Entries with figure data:
══════════
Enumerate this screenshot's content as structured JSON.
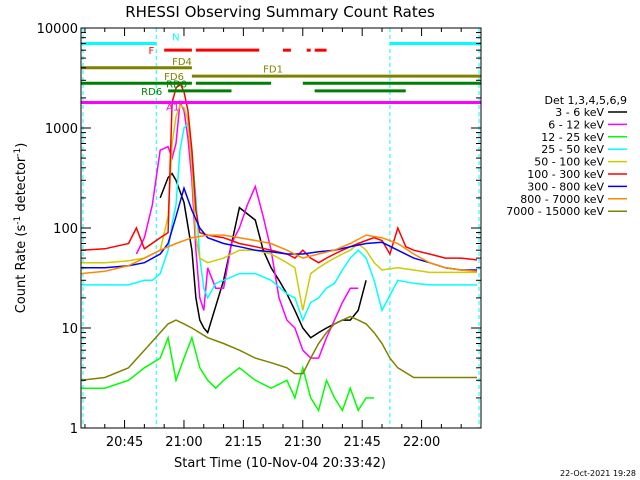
{
  "chart_data": {
    "type": "line",
    "title": "RHESSI Observing Summary Count Rates",
    "xlabel": "Start Time (10-Nov-04 20:33:42)",
    "ylabel": "Count Rate (s",
    "ylabel_sup": "-1",
    "ylabel_mid": " detector",
    "ylabel_end": ")",
    "footer": "22-Oct-2021 19:28",
    "y_scale": "log",
    "ylim": [
      1,
      10000
    ],
    "xlim_minutes": [
      34,
      135
    ],
    "grid": false,
    "legend_placement": "right",
    "legend_title": "Det 1,3,4,5,6,9",
    "x_ticks": [
      {
        "minute": 45,
        "label": "20:45"
      },
      {
        "minute": 60,
        "label": "21:00"
      },
      {
        "minute": 75,
        "label": "21:15"
      },
      {
        "minute": 90,
        "label": "21:30"
      },
      {
        "minute": 105,
        "label": "21:45"
      },
      {
        "minute": 120,
        "label": "22:00"
      }
    ],
    "y_ticks": [
      {
        "value": 1,
        "label": "1"
      },
      {
        "value": 10,
        "label": "10"
      },
      {
        "value": 100,
        "label": "100"
      },
      {
        "value": 1000,
        "label": "1000"
      },
      {
        "value": 10000,
        "label": "10000"
      }
    ],
    "series": [
      {
        "name": "3 - 6 keV",
        "color": "#000000",
        "x": [
          34,
          48,
          52,
          54,
          56,
          57,
          58,
          60,
          62,
          63,
          64,
          65,
          66,
          70,
          74,
          78,
          80,
          82,
          84,
          86,
          88,
          90,
          92,
          94,
          96,
          98,
          100,
          102,
          104,
          106,
          108
        ],
        "y": [
          null,
          null,
          null,
          200,
          320,
          350,
          300,
          180,
          60,
          20,
          12,
          10,
          9,
          30,
          160,
          120,
          60,
          40,
          30,
          22,
          15,
          10,
          8,
          9,
          10,
          11,
          12,
          12,
          15,
          30,
          null
        ]
      },
      {
        "name": "6 - 12 keV",
        "color": "#ff00ff",
        "x": [
          48,
          50,
          52,
          54,
          56,
          57,
          58,
          59,
          60,
          61,
          62,
          63,
          64,
          65,
          66,
          68,
          70,
          72,
          74,
          76,
          78,
          80,
          82,
          84,
          86,
          88,
          90,
          92,
          94,
          96,
          98,
          100,
          102,
          104
        ],
        "y": [
          55,
          80,
          170,
          600,
          650,
          500,
          700,
          1800,
          1500,
          800,
          300,
          60,
          20,
          15,
          40,
          25,
          25,
          70,
          100,
          170,
          260,
          130,
          60,
          20,
          12,
          10,
          6,
          5,
          5,
          8,
          12,
          18,
          25,
          25
        ]
      },
      {
        "name": "12 - 25 keV",
        "color": "#00ff00",
        "x": [
          34,
          40,
          46,
          50,
          54,
          56,
          58,
          60,
          62,
          64,
          66,
          68,
          70,
          74,
          78,
          82,
          86,
          88,
          90,
          92,
          94,
          96,
          98,
          100,
          102,
          104,
          106,
          108,
          110
        ],
        "y": [
          2.5,
          2.5,
          3,
          4,
          5,
          8,
          3,
          5,
          8,
          4,
          3,
          2.5,
          3,
          4,
          3,
          2.5,
          3,
          2,
          4,
          2,
          1.5,
          3,
          2,
          1.5,
          2.5,
          1.5,
          2,
          2,
          null
        ]
      },
      {
        "name": "25 - 50 keV",
        "color": "#00ffff",
        "x": [
          34,
          40,
          46,
          50,
          52,
          54,
          56,
          57,
          58,
          59,
          60,
          61,
          62,
          63,
          64,
          65,
          66,
          68,
          70,
          74,
          78,
          82,
          86,
          88,
          90,
          92,
          94,
          96,
          98,
          100,
          102,
          104,
          106,
          108,
          110,
          114,
          118,
          122,
          126,
          130,
          134
        ],
        "y": [
          27,
          27,
          27,
          30,
          30,
          35,
          60,
          110,
          170,
          600,
          1000,
          1100,
          600,
          200,
          50,
          25,
          20,
          28,
          30,
          35,
          35,
          30,
          22,
          20,
          12,
          18,
          20,
          25,
          28,
          38,
          50,
          60,
          50,
          30,
          15,
          30,
          28,
          27,
          27,
          27,
          27
        ]
      },
      {
        "name": "50 - 100 keV",
        "color": "#cccc00",
        "x": [
          34,
          40,
          46,
          50,
          54,
          56,
          57,
          58,
          59,
          60,
          61,
          62,
          63,
          64,
          66,
          70,
          74,
          78,
          82,
          86,
          88,
          90,
          92,
          94,
          96,
          98,
          100,
          102,
          104,
          106,
          108,
          110,
          114,
          118,
          122,
          126,
          130,
          134
        ],
        "y": [
          45,
          45,
          47,
          50,
          60,
          130,
          700,
          1300,
          1700,
          1600,
          1200,
          400,
          80,
          50,
          45,
          50,
          60,
          60,
          55,
          45,
          40,
          15,
          35,
          40,
          45,
          50,
          55,
          60,
          70,
          60,
          45,
          38,
          40,
          38,
          36,
          36,
          36,
          36
        ]
      },
      {
        "name": "100 - 300 keV",
        "color": "#ff0000",
        "x": [
          34,
          40,
          46,
          48,
          50,
          54,
          56,
          57,
          58,
          59,
          60,
          61,
          62,
          63,
          64,
          66,
          70,
          74,
          78,
          82,
          86,
          88,
          90,
          92,
          94,
          96,
          98,
          100,
          102,
          104,
          106,
          108,
          110,
          112,
          114,
          116,
          118,
          122,
          126,
          130,
          134
        ],
        "y": [
          60,
          62,
          70,
          100,
          62,
          80,
          90,
          1800,
          2500,
          2800,
          2300,
          1500,
          600,
          150,
          90,
          85,
          80,
          70,
          65,
          60,
          55,
          50,
          60,
          50,
          45,
          50,
          55,
          60,
          65,
          70,
          75,
          80,
          75,
          55,
          100,
          65,
          60,
          55,
          50,
          50,
          48
        ]
      },
      {
        "name": "300 - 800 keV",
        "color": "#0000ff",
        "x": [
          34,
          40,
          46,
          50,
          54,
          56,
          58,
          60,
          62,
          64,
          66,
          70,
          74,
          78,
          82,
          86,
          90,
          94,
          98,
          102,
          106,
          110,
          114,
          118,
          122,
          126,
          130,
          134
        ],
        "y": [
          40,
          40,
          42,
          45,
          55,
          70,
          130,
          250,
          150,
          100,
          80,
          70,
          65,
          60,
          58,
          55,
          55,
          58,
          60,
          65,
          70,
          72,
          60,
          50,
          45,
          40,
          38,
          38
        ]
      },
      {
        "name": "800 - 7000 keV",
        "color": "#ff8800",
        "x": [
          34,
          40,
          46,
          50,
          54,
          58,
          62,
          66,
          70,
          74,
          78,
          82,
          86,
          90,
          94,
          98,
          102,
          106,
          110,
          114,
          118,
          122,
          126,
          130,
          134
        ],
        "y": [
          35,
          37,
          42,
          50,
          60,
          70,
          80,
          85,
          85,
          80,
          75,
          70,
          60,
          50,
          55,
          60,
          70,
          85,
          80,
          70,
          55,
          45,
          40,
          38,
          37
        ]
      },
      {
        "name": "7000 - 15000 keV",
        "color": "#808000",
        "x": [
          34,
          40,
          46,
          50,
          54,
          56,
          58,
          60,
          62,
          66,
          70,
          74,
          78,
          82,
          86,
          88,
          90,
          92,
          94,
          96,
          98,
          100,
          102,
          104,
          106,
          108,
          110,
          112,
          114,
          118,
          122,
          126,
          130,
          134
        ],
        "y": [
          3,
          3.2,
          4,
          6,
          9,
          11,
          12,
          11,
          10,
          8,
          7,
          6,
          5,
          4.5,
          4,
          3.5,
          3.5,
          5,
          7,
          9,
          11,
          12,
          13,
          12,
          11,
          9,
          7,
          5,
          4,
          3.2,
          3.2,
          3.2,
          3.2,
          3.2
        ]
      }
    ],
    "flag_bars": [
      {
        "label": "N",
        "color": "#00ffff",
        "segments": [
          [
            34,
            53
          ],
          [
            112,
            135
          ]
        ],
        "y": 7000
      },
      {
        "label": "F",
        "color": "#ff0000",
        "segments": [
          [
            55,
            62
          ],
          [
            63,
            79
          ],
          [
            85,
            87
          ],
          [
            91,
            92
          ],
          [
            93,
            96
          ]
        ],
        "y": 6000
      },
      {
        "label": "FD1",
        "color": "#808000",
        "segments": [],
        "y": 4500
      },
      {
        "label": "FD4",
        "color": "#808000",
        "segments": [
          [
            34,
            62
          ]
        ],
        "y": 4000
      },
      {
        "label": "FD6",
        "color": "#808000",
        "segments": [
          [
            62,
            135
          ]
        ],
        "y": 3300
      },
      {
        "label": "RD0",
        "color": "#008000",
        "segments": [
          [
            34,
            62
          ],
          [
            63,
            82
          ],
          [
            90,
            135
          ]
        ],
        "y": 2800
      },
      {
        "label": "RD6",
        "color": "#008000",
        "segments": [
          [
            56,
            72
          ],
          [
            93,
            116
          ]
        ],
        "y": 2350
      },
      {
        "label": "A1",
        "color": "#ff00ff",
        "segments": [
          [
            34,
            135
          ]
        ],
        "y": 1800
      }
    ]
  }
}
══════════
[Problem to solve] What is the number of lines in this listing that contain the word "name"? Answer with that number and nothing else.

[Correct result] 9